EXTRAIT DU DOCUMENT:
------
France | France, Cour administrative d'appel de Lyon, 2ème chambre, 27 juillet 2022, 20LY02101


Vu la procédure suivante :

Procédure contentieuse antérieure

La SA L. Maggioni a demandé au tribunal administratif de Dijon de prononcer la décharge des compléments de cotisation foncière des entreprises auxquels elle a été assujettie au titre des années 2014 à 2017, ainsi que des pénalités correspondantes.

Par un jugement n° 1901618 du 7 février 2020, le tribunal administratif de Dijon a rejeté sa demande.

Procédure devant la cour

Par une requête, enregistrée le 31 juillet 2020, la SA L. Maggioni, représentée par Me Grimpret, demande à

la cour :

1°) d'annuler ce jugement ;

2°) de prononcer la décharge de ces impositions et pénalité...

Vu la procédure suivante :

Procédure contentieuse antérieure

La SA L. Maggioni a demandé au tribunal administratif de Dijon de prononcer la décharge des compléments de cotisation foncière des entreprises auxquels elle a été assujettie au titre des années 2014 à 2017, ainsi que des pénalités correspondantes.

Par un jugement n° 1901618 du 7 février 2020, le tribunal administratif de Dijon a rejeté sa demande.

Procédure devant la cour

Par une requête, enregistrée le 31 juillet 2020, la SA L. Maggioni, représentée par Me Grimpret, demande à la cour :

1°) d'annuler ce jugement ;

2°) de prononcer la décharge de ces impositions et pénalités correspondantes, à hauteur de la somme de 11 544 euros ;

3°) de mettre à la charge de l'Etat une somme de 1 500 euros au titre de l'article L. 761-1 du code de justice administrative.
------
[Positions des éléments]
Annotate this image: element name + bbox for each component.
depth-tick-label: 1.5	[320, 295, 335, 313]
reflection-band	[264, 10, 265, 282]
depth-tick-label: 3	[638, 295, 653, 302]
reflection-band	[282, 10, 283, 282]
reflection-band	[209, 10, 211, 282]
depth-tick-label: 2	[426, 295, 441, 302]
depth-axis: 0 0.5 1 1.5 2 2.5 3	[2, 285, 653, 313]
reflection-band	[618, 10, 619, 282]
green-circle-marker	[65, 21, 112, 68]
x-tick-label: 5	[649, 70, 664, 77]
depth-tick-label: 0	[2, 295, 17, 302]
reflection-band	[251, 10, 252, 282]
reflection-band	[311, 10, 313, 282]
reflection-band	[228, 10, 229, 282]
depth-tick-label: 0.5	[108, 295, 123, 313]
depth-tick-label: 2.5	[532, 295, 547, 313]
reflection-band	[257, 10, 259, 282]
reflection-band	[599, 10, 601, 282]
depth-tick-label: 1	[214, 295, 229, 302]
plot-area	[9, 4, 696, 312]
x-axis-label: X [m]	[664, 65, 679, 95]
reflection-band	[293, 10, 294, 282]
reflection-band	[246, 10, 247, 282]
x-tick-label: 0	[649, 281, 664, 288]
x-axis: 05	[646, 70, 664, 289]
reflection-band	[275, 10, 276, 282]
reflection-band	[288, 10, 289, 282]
------
CONSIGNE: Selon l'extrait de l'arrêt, quelle somme la SA L. Maggioni demande-t-elle à la cour de mettre à la charge de l'Etat ?

RÉPONSE PROPOSÉE: Une somme de 1 500 euros, au titre de l'article L. 761-1 du code de justice administrative.